### STATED EXERCISE
Copy the data exactly; pictures stay out of the copy.

+---+

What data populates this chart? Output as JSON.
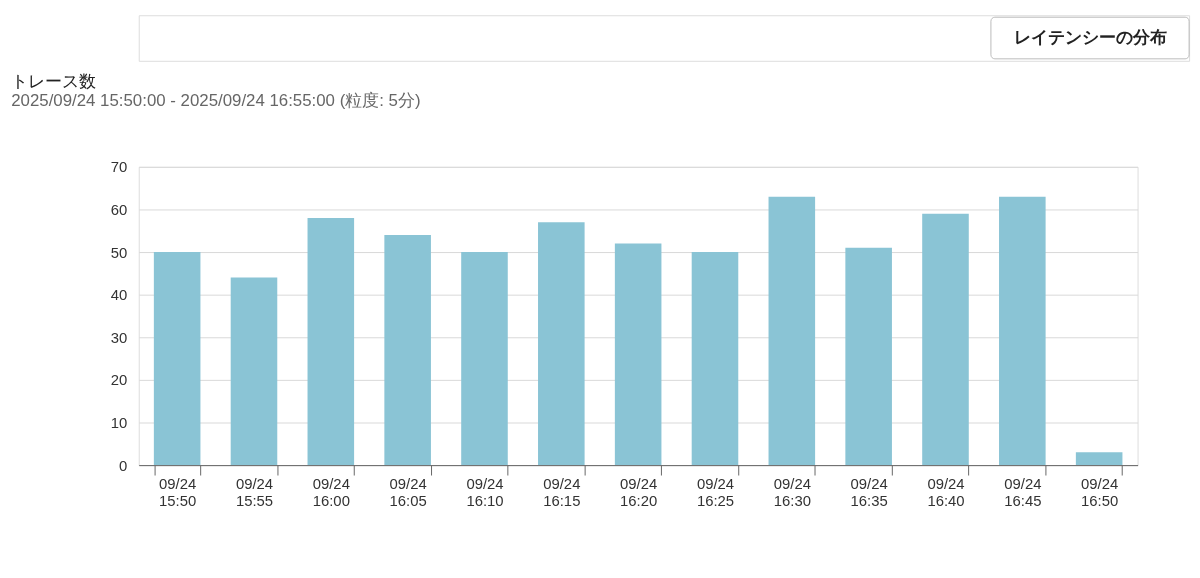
{
  "chart_data": {
    "type": "bar",
    "title": "トレース数",
    "subtitle": "2025/09/24 15:50:00 - 2025/09/24 16:55:00 (粒度: 5分)",
    "categories": [
      "09/24\n15:50",
      "09/24\n15:55",
      "09/24\n16:00",
      "09/24\n16:05",
      "09/24\n16:10",
      "09/24\n16:15",
      "09/24\n16:20",
      "09/24\n16:25",
      "09/24\n16:30",
      "09/24\n16:35",
      "09/24\n16:40",
      "09/24\n16:45",
      "09/24\n16:50"
    ],
    "values": [
      50,
      44,
      58,
      54,
      50,
      57,
      52,
      50,
      63,
      51,
      59,
      63,
      3
    ],
    "color": "#8ac4d5",
    "ylim": [
      0,
      70
    ],
    "yticks": [
      0,
      10,
      20,
      30,
      40,
      50,
      60,
      70
    ],
    "grid": "y",
    "annotations": [
      "レイテンシーの分布"
    ]
  }
}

+---+

### SOLUTION TO THIS PROBLEM
What data populates this chart? Output as JSON.
{
  "chart_data": {
    "type": "bar",
    "title": "トレース数",
    "subtitle": "2025/09/24 15:50:00 - 2025/09/24 16:55:00 (粒度: 5分)",
    "categories": [
      "09/24\n15:50",
      "09/24\n15:55",
      "09/24\n16:00",
      "09/24\n16:05",
      "09/24\n16:10",
      "09/24\n16:15",
      "09/24\n16:20",
      "09/24\n16:25",
      "09/24\n16:30",
      "09/24\n16:35",
      "09/24\n16:40",
      "09/24\n16:45",
      "09/24\n16:50"
    ],
    "values": [
      50,
      44,
      58,
      54,
      50,
      57,
      52,
      50,
      63,
      51,
      59,
      63,
      3
    ],
    "color": "#8ac4d5",
    "ylim": [
      0,
      70
    ],
    "yticks": [
      0,
      10,
      20,
      30,
      40,
      50,
      60,
      70
    ],
    "grid": "y",
    "annotations": [
      "レイテンシーの分布"
    ]
  }
}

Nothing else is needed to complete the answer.